PROBLEM REQUIREMENTS → Nothing in the records should be left out; transcribe them exactly.
+-------+
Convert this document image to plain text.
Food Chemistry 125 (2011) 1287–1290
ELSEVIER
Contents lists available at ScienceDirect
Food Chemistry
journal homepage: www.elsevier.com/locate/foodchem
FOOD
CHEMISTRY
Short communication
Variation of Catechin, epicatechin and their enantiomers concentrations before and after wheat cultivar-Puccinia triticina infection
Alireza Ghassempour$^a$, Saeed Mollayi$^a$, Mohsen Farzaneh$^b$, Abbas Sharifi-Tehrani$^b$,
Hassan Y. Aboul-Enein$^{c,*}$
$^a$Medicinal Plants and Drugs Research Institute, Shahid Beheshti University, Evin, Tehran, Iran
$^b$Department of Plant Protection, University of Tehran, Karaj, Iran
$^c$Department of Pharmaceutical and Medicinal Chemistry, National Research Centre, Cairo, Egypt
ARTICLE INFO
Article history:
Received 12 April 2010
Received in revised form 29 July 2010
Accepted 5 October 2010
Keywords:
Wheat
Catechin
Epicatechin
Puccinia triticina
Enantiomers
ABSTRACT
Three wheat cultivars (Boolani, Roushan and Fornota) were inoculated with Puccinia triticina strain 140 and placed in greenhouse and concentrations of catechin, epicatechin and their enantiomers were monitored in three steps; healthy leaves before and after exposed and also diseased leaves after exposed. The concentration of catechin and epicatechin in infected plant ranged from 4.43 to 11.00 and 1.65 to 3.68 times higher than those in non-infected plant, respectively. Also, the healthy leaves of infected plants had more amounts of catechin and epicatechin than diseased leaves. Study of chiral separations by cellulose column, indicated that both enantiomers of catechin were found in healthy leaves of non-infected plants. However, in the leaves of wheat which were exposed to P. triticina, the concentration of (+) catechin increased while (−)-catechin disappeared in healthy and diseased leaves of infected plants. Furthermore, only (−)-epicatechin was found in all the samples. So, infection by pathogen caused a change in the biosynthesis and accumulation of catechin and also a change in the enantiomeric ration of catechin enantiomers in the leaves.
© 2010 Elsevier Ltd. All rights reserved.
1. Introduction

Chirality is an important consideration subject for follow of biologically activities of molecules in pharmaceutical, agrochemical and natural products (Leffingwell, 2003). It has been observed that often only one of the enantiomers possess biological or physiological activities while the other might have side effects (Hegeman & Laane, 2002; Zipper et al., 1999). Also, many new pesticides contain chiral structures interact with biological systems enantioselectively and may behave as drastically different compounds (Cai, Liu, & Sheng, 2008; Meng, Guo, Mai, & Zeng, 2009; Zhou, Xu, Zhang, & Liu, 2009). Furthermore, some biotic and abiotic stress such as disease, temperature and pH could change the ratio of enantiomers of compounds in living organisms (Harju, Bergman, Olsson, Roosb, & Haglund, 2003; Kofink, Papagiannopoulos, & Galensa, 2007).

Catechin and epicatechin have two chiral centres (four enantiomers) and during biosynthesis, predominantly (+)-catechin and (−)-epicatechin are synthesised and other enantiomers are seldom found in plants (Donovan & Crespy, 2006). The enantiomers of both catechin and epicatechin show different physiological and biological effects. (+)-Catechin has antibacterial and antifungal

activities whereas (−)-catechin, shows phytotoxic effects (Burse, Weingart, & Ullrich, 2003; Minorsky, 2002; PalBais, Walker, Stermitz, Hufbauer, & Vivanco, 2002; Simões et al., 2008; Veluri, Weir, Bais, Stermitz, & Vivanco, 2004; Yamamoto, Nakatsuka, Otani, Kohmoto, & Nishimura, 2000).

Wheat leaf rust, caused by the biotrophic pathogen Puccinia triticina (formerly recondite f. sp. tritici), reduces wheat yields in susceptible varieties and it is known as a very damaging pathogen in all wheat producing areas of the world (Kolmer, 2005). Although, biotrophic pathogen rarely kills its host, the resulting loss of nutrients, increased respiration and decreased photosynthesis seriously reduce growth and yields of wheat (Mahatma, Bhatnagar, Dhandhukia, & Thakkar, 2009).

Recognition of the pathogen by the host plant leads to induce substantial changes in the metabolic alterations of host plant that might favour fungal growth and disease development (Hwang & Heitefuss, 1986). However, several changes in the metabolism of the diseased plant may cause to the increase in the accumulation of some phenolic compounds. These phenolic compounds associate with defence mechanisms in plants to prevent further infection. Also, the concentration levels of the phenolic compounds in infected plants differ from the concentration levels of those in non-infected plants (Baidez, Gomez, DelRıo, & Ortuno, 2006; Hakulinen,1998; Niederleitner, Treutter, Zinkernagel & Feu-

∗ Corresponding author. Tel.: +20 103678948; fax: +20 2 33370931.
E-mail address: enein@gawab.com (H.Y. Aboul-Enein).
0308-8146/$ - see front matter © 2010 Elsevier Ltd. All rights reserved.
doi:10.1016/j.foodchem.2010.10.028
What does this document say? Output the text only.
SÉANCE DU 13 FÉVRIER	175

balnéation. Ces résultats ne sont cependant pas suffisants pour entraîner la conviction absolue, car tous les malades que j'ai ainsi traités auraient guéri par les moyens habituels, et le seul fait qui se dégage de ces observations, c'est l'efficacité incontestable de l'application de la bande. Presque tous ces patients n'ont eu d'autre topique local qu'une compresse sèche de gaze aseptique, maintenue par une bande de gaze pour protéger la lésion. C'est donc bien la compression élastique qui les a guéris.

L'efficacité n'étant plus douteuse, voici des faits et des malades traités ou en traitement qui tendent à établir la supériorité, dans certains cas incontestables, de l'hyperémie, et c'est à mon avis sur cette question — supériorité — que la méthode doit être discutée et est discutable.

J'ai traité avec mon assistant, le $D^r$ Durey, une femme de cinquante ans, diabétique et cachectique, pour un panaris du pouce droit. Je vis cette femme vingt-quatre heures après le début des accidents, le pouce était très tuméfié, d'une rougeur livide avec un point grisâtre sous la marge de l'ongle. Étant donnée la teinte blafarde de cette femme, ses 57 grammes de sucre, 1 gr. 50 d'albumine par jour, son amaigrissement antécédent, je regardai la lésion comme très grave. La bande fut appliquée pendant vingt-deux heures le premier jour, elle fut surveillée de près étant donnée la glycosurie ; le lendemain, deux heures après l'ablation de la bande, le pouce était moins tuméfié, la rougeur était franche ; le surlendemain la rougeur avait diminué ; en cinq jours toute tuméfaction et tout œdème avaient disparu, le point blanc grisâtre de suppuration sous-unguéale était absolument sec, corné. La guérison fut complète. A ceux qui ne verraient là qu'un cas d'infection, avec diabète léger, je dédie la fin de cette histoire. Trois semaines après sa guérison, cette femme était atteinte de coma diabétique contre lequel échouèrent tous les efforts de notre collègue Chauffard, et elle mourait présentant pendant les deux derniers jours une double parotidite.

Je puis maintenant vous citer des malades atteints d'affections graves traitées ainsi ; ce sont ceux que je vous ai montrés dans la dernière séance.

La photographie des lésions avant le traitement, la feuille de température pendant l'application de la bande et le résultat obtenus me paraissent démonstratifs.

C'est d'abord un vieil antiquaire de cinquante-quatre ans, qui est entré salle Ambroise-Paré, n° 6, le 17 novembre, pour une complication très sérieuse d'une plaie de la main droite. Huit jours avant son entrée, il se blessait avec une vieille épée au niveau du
+-------+
EXERCISE SOLUTION →
Convert this document image to plain text.
Food Chemistry 125 (2011) 1287–1290
ELSEVIER
Contents lists available at ScienceDirect
Food Chemistry
journal homepage: www.elsevier.com/locate/foodchem
FOOD
CHEMISTRY
Short communication
Variation of Catechin, epicatechin and their enantiomers concentrations before and after wheat cultivar-Puccinia triticina infection
Alireza Ghassempour$^a$, Saeed Mollayi$^a$, Mohsen Farzaneh$^b$, Abbas Sharifi-Tehrani$^b$,
Hassan Y. Aboul-Enein$^{c,*}$
$^a$Medicinal Plants and Drugs Research Institute, Shahid Beheshti University, Evin, Tehran, Iran
$^b$Department of Plant Protection, University of Tehran, Karaj, Iran
$^c$Department of Pharmaceutical and Medicinal Chemistry, National Research Centre, Cairo, Egypt
ARTICLE INFO
Article history:
Received 12 April 2010
Received in revised form 29 July 2010
Accepted 5 October 2010
Keywords:
Wheat
Catechin
Epicatechin
Puccinia triticina
Enantiomers
ABSTRACT
Three wheat cultivars (Boolani, Roushan and Fornota) were inoculated with Puccinia triticina strain 140 and placed in greenhouse and concentrations of catechin, epicatechin and their enantiomers were monitored in three steps; healthy leaves before and after exposed and also diseased leaves after exposed. The concentration of catechin and epicatechin in infected plant ranged from 4.43 to 11.00 and 1.65 to 3.68 times higher than those in non-infected plant, respectively. Also, the healthy leaves of infected plants had more amounts of catechin and epicatechin than diseased leaves. Study of chiral separations by cellulose column, indicated that both enantiomers of catechin were found in healthy leaves of non-infected plants. However, in the leaves of wheat which were exposed to P. triticina, the concentration of (+) catechin increased while (−)-catechin disappeared in healthy and diseased leaves of infected plants. Furthermore, only (−)-epicatechin was found in all the samples. So, infection by pathogen caused a change in the biosynthesis and accumulation of catechin and also a change in the enantiomeric ration of catechin enantiomers in the leaves.
© 2010 Elsevier Ltd. All rights reserved.
1. Introduction

Chirality is an important consideration subject for follow of biologically activities of molecules in pharmaceutical, agrochemical and natural products (Leffingwell, 2003). It has been observed that often only one of the enantiomers possess biological or physiological activities while the other might have side effects (Hegeman & Laane, 2002; Zipper et al., 1999). Also, many new pesticides contain chiral structures interact with biological systems enantioselectively and may behave as drastically different compounds (Cai, Liu, & Sheng, 2008; Meng, Guo, Mai, & Zeng, 2009; Zhou, Xu, Zhang, & Liu, 2009). Furthermore, some biotic and abiotic stress such as disease, temperature and pH could change the ratio of enantiomers of compounds in living organisms (Harju, Bergman, Olsson, Roosb, & Haglund, 2003; Kofink, Papagiannopoulos, & Galensa, 2007).

Catechin and epicatechin have two chiral centres (four enantiomers) and during biosynthesis, predominantly (+)-catechin and (−)-epicatechin are synthesised and other enantiomers are seldom found in plants (Donovan & Crespy, 2006). The enantiomers of both catechin and epicatechin show different physiological and biological effects. (+)-Catechin has antibacterial and antifungal

activities whereas (−)-catechin, shows phytotoxic effects (Burse, Weingart, & Ullrich, 2003; Minorsky, 2002; PalBais, Walker, Stermitz, Hufbauer, & Vivanco, 2002; Simões et al., 2008; Veluri, Weir, Bais, Stermitz, & Vivanco, 2004; Yamamoto, Nakatsuka, Otani, Kohmoto, & Nishimura, 2000).

Wheat leaf rust, caused by the biotrophic pathogen Puccinia triticina (formerly recondite f. sp. tritici), reduces wheat yields in susceptible varieties and it is known as a very damaging pathogen in all wheat producing areas of the world (Kolmer, 2005). Although, biotrophic pathogen rarely kills its host, the resulting loss of nutrients, increased respiration and decreased photosynthesis seriously reduce growth and yields of wheat (Mahatma, Bhatnagar, Dhandhukia, & Thakkar, 2009).

Recognition of the pathogen by the host plant leads to induce substantial changes in the metabolic alterations of host plant that might favour fungal growth and disease development (Hwang & Heitefuss, 1986). However, several changes in the metabolism of the diseased plant may cause to the increase in the accumulation of some phenolic compounds. These phenolic compounds associate with defence mechanisms in plants to prevent further infection. Also, the concentration levels of the phenolic compounds in infected plants differ from the concentration levels of those in non-infected plants (Baidez, Gomez, DelRıo, & Ortuno, 2006; Hakulinen,1998; Niederleitner, Treutter, Zinkernagel & Feu-

∗ Corresponding author. Tel.: +20 103678948; fax: +20 2 33370931.
E-mail address: enein@gawab.com (H.Y. Aboul-Enein).
0308-8146/$ - see front matter © 2010 Elsevier Ltd. All rights reserved.
doi:10.1016/j.foodchem.2010.10.028
What does this document say? Output the text only.
SÉANCE DU 13 FÉVRIER	175

balnéation. Ces résultats ne sont cependant pas suffisants pour entraîner la conviction absolue, car tous les malades que j'ai ainsi traités auraient guéri par les moyens habituels, et le seul fait qui se dégage de ces observations, c'est l'efficacité incontestable de l'application de la bande. Presque tous ces patients n'ont eu d'autre topique local qu'une compresse sèche de gaze aseptique, maintenue par une bande de gaze pour protéger la lésion. C'est donc bien la compression élastique qui les a guéris.

L'efficacité n'étant plus douteuse, voici des faits et des malades traités ou en traitement qui tendent à établir la supériorité, dans certains cas incontestables, de l'hyperémie, et c'est à mon avis sur cette question — supériorité — que la méthode doit être discutée et est discutable.

J'ai traité avec mon assistant, le $D^r$ Durey, une femme de cinquante ans, diabétique et cachectique, pour un panaris du pouce droit. Je vis cette femme vingt-quatre heures après le début des accidents, le pouce était très tuméfié, d'une rougeur livide avec un point grisâtre sous la marge de l'ongle. Étant donnée la teinte blafarde de cette femme, ses 57 grammes de sucre, 1 gr. 50 d'albumine par jour, son amaigrissement antécédent, je regardai la lésion comme très grave. La bande fut appliquée pendant vingt-deux heures le premier jour, elle fut surveillée de près étant donnée la glycosurie ; le lendemain, deux heures après l'ablation de la bande, le pouce était moins tuméfié, la rougeur était franche ; le surlendemain la rougeur avait diminué ; en cinq jours toute tuméfaction et tout œdème avaient disparu, le point blanc grisâtre de suppuration sous-unguéale était absolument sec, corné. La guérison fut complète. A ceux qui ne verraient là qu'un cas d'infection, avec diabète léger, je dédie la fin de cette histoire. Trois semaines après sa guérison, cette femme était atteinte de coma diabétique contre lequel échouèrent tous les efforts de notre collègue Chauffard, et elle mourait présentant pendant les deux derniers jours une double parotidite.

Je puis maintenant vous citer des malades atteints d'affections graves traitées ainsi ; ce sont ceux que je vous ai montrés dans la dernière séance.

La photographie des lésions avant le traitement, la feuille de température pendant l'application de la bande et le résultat obtenus me paraissent démonstratifs.

C'est d'abord un vieil antiquaire de cinquante-quatre ans, qui est entré salle Ambroise-Paré, n° 6, le 17 novembre, pour une complication très sérieuse d'une plaie de la main droite. Huit jours avant son entrée, il se blessait avec une vieille épée au niveau du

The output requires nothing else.